Aim of the exercise: Show, in full, each line of the data that contains "name".

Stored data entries
━━━━━━━━━━━━━━━━

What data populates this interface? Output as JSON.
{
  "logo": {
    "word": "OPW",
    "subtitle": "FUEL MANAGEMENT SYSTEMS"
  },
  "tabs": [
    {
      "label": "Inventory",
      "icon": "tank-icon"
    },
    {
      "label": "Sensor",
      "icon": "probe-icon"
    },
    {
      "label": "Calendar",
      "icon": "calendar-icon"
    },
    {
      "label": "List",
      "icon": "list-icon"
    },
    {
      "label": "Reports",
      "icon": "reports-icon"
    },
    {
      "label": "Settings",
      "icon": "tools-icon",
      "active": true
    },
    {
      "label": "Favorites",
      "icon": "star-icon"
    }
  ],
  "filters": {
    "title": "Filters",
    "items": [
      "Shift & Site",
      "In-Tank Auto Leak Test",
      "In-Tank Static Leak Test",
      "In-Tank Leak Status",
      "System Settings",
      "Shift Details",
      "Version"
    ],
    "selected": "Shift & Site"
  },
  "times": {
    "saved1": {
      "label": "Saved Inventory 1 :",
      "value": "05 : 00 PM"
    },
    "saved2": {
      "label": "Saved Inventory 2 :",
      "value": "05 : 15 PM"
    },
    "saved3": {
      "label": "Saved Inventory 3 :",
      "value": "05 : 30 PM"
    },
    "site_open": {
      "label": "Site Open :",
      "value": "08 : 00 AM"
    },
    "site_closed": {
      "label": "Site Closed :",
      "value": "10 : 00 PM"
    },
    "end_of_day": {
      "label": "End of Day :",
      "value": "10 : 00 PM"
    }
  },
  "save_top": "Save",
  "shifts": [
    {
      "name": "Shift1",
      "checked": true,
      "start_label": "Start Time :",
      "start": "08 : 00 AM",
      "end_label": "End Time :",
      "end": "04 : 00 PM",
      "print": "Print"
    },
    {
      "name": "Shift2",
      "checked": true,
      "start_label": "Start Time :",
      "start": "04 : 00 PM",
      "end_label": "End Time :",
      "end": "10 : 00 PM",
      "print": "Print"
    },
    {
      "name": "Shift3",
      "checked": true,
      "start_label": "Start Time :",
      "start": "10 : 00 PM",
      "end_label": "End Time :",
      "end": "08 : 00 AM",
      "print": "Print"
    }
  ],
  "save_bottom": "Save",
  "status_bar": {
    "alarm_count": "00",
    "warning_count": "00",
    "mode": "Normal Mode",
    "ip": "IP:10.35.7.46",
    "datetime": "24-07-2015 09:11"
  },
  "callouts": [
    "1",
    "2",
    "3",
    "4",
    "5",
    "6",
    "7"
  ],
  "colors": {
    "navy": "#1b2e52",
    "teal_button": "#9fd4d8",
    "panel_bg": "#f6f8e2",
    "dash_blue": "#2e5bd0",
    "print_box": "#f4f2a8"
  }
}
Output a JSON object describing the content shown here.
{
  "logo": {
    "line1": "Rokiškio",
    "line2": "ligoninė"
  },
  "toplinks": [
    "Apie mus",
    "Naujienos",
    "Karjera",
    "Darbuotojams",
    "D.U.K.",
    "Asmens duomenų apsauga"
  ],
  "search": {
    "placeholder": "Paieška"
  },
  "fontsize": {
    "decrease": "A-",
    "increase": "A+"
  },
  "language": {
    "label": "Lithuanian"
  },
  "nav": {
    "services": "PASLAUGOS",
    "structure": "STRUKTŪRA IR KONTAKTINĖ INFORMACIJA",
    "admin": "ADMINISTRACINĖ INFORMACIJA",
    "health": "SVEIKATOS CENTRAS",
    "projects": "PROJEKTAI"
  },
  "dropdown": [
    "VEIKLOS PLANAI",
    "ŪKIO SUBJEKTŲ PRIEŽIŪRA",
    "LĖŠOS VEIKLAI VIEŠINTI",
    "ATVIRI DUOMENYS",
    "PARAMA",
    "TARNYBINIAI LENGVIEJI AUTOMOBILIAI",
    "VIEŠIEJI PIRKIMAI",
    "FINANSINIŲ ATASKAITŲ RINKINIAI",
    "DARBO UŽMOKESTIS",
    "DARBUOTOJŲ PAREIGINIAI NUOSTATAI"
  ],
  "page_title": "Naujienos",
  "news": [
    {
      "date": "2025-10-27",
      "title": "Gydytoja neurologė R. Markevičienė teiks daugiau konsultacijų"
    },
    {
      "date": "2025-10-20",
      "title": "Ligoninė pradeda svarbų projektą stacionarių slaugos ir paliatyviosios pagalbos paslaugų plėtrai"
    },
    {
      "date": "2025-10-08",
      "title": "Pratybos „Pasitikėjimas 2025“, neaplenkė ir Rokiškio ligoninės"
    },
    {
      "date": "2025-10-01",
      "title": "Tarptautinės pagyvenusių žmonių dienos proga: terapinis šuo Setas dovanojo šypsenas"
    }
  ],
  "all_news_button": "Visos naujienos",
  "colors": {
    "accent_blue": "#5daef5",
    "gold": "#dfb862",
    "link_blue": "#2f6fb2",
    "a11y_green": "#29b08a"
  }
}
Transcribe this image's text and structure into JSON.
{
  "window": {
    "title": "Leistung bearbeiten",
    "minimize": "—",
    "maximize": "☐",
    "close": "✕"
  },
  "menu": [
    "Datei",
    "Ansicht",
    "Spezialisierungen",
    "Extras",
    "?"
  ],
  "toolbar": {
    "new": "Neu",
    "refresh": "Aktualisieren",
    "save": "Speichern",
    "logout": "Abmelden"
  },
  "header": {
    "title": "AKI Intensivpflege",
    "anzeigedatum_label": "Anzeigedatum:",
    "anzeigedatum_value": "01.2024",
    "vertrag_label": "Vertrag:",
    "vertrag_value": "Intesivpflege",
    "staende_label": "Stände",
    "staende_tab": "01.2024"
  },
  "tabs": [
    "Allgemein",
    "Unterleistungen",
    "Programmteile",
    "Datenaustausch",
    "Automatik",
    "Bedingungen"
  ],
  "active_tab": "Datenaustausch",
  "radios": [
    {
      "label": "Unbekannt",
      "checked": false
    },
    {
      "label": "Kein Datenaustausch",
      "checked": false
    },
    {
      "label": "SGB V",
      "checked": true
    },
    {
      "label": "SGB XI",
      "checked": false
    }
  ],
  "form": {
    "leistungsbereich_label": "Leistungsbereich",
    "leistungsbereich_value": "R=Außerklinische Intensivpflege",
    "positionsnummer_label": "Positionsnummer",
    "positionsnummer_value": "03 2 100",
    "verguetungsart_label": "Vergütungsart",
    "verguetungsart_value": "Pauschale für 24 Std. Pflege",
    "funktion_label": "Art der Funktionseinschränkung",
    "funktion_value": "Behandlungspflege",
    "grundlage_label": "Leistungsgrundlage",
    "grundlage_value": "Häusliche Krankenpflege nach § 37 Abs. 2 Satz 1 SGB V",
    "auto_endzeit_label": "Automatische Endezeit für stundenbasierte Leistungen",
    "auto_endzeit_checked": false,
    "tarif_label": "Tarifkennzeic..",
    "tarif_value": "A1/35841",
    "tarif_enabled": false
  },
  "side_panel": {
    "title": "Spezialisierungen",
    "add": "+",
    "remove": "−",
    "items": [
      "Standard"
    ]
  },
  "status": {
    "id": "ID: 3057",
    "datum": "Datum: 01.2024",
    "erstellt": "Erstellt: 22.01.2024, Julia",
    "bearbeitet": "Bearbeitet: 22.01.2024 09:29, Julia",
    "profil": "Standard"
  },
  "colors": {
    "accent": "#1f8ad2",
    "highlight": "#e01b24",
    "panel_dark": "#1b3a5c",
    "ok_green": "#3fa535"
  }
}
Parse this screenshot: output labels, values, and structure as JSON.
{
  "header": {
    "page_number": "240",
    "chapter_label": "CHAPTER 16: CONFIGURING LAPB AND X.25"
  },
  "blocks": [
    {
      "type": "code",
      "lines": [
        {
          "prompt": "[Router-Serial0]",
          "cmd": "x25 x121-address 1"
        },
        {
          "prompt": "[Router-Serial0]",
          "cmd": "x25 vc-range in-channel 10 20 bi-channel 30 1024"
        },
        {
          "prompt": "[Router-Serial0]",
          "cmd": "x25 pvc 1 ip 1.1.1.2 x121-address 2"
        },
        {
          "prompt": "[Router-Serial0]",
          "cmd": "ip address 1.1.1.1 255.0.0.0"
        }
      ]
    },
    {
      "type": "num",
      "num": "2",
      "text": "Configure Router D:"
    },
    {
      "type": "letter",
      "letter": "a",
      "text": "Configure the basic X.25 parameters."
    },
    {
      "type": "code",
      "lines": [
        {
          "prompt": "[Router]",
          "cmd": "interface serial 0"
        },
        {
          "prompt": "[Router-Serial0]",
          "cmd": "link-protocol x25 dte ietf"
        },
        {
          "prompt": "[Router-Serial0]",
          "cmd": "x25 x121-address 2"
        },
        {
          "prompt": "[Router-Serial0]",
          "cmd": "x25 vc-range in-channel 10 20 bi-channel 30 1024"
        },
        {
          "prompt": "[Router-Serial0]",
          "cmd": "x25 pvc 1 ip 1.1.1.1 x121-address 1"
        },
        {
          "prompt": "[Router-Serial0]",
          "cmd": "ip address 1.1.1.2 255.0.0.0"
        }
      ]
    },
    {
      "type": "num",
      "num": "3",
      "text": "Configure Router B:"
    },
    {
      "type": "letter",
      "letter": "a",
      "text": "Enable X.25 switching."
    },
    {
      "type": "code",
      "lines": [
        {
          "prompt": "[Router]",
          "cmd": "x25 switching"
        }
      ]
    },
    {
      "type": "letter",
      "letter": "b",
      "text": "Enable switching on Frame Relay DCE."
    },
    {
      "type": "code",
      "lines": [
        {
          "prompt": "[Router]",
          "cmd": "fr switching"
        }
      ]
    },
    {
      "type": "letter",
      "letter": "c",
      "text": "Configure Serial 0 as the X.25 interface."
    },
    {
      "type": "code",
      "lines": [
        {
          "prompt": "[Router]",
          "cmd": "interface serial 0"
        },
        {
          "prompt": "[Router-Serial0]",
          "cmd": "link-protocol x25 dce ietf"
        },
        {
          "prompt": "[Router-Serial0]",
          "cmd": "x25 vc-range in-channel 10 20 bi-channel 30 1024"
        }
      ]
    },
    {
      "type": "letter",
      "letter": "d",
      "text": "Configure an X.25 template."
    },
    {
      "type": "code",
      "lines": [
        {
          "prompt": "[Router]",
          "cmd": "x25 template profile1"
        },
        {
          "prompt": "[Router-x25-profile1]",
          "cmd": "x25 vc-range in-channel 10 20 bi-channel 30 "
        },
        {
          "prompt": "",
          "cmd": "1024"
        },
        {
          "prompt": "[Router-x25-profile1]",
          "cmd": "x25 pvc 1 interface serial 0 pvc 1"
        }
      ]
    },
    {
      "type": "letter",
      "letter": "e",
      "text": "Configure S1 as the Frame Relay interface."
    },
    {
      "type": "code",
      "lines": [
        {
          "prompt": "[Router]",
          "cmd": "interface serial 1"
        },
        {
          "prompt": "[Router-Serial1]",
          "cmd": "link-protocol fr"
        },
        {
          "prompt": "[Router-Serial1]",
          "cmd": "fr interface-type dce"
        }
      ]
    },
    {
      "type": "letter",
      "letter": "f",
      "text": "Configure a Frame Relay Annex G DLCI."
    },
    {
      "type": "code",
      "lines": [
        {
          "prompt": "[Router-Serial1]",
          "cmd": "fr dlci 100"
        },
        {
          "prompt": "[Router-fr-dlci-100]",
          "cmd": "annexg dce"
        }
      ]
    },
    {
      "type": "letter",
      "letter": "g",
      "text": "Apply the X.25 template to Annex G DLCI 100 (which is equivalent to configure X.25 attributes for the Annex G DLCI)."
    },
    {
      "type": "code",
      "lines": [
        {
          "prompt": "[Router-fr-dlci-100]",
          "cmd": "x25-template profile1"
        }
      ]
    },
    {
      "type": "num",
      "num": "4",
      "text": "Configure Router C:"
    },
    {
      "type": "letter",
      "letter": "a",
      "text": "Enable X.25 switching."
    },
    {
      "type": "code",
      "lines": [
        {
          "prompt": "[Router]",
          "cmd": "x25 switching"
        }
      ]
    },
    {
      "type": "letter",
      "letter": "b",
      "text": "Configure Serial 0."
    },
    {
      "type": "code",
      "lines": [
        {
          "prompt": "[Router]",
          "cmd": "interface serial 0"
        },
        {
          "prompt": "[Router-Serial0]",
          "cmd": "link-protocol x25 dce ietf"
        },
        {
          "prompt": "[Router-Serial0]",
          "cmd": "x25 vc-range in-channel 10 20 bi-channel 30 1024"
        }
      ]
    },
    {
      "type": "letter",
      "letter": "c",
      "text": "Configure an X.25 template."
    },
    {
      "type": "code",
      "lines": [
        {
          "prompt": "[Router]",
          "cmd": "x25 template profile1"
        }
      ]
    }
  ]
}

━━━━━━━━━━━━━━━━

Solution for this task:
      "name": "Shift1",
      "name": "Shift2",
      "name": "Shift3",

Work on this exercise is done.